**AIM OF THE EXERCISE**
All of the data below should be written out exactly.

**DATA RECORDS**
--- Start ---

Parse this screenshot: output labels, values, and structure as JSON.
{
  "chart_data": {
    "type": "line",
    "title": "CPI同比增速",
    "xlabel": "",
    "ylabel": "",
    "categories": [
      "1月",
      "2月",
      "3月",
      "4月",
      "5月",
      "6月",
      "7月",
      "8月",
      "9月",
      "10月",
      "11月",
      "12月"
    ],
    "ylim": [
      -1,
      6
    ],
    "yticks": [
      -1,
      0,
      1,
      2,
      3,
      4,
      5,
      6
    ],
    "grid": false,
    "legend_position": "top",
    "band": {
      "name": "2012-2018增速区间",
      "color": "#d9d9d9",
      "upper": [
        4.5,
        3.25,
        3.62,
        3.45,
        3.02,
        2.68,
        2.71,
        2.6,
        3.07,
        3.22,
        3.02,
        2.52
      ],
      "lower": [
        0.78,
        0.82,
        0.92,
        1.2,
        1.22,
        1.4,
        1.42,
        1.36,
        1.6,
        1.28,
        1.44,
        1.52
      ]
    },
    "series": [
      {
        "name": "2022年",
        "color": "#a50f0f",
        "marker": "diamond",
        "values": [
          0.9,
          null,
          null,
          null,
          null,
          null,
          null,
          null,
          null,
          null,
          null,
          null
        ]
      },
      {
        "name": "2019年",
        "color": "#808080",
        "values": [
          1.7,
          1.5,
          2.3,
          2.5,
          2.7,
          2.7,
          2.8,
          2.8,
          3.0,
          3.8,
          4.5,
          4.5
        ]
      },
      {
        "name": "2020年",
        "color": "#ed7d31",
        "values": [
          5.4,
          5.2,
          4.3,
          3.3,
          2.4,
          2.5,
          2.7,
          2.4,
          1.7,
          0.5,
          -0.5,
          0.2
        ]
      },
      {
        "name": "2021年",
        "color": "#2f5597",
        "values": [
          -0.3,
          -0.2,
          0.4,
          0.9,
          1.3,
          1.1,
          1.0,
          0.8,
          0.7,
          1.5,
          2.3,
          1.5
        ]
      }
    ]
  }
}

--- End ---

**ANSWER TO THIS EXERCISE**
Parse this screenshot: output labels, values, and structure as JSON.
{
  "chart_data": {
    "type": "line",
    "title": "CPI同比增速",
    "xlabel": "",
    "ylabel": "",
    "categories": [
      "1月",
      "2月",
      "3月",
      "4月",
      "5月",
      "6月",
      "7月",
      "8月",
      "9月",
      "10月",
      "11月",
      "12月"
    ],
    "ylim": [
      -1,
      6
    ],
    "yticks": [
      -1,
      0,
      1,
      2,
      3,
      4,
      5,
      6
    ],
    "grid": false,
    "legend_position": "top",
    "band": {
      "name": "2012-2018增速区间",
      "color": "#d9d9d9",
      "upper": [
        4.5,
        3.25,
        3.62,
        3.45,
        3.02,
        2.68,
        2.71,
        2.6,
        3.07,
        3.22,
        3.02,
        2.52
      ],
      "lower": [
        0.78,
        0.82,
        0.92,
        1.2,
        1.22,
        1.4,
        1.42,
        1.36,
        1.6,
        1.28,
        1.44,
        1.52
      ]
    },
    "series": [
      {
        "name": "2022年",
        "color": "#a50f0f",
        "marker": "diamond",
        "values": [
          0.9,
          null,
          null,
          null,
          null,
          null,
          null,
          null,
          null,
          null,
          null,
          null
        ]
      },
      {
        "name": "2019年",
        "color": "#808080",
        "values": [
          1.7,
          1.5,
          2.3,
          2.5,
          2.7,
          2.7,
          2.8,
          2.8,
          3.0,
          3.8,
          4.5,
          4.5
        ]
      },
      {
        "name": "2020年",
        "color": "#ed7d31",
        "values": [
          5.4,
          5.2,
          4.3,
          3.3,
          2.4,
          2.5,
          2.7,
          2.4,
          1.7,
          0.5,
          -0.5,
          0.2
        ]
      },
      {
        "name": "2021年",
        "color": "#2f5597",
        "values": [
          -0.3,
          -0.2,
          0.4,
          0.9,
          1.3,
          1.1,
          1.0,
          0.8,
          0.7,
          1.5,
          2.3,
          1.5
        ]
      }
    ]
  }
}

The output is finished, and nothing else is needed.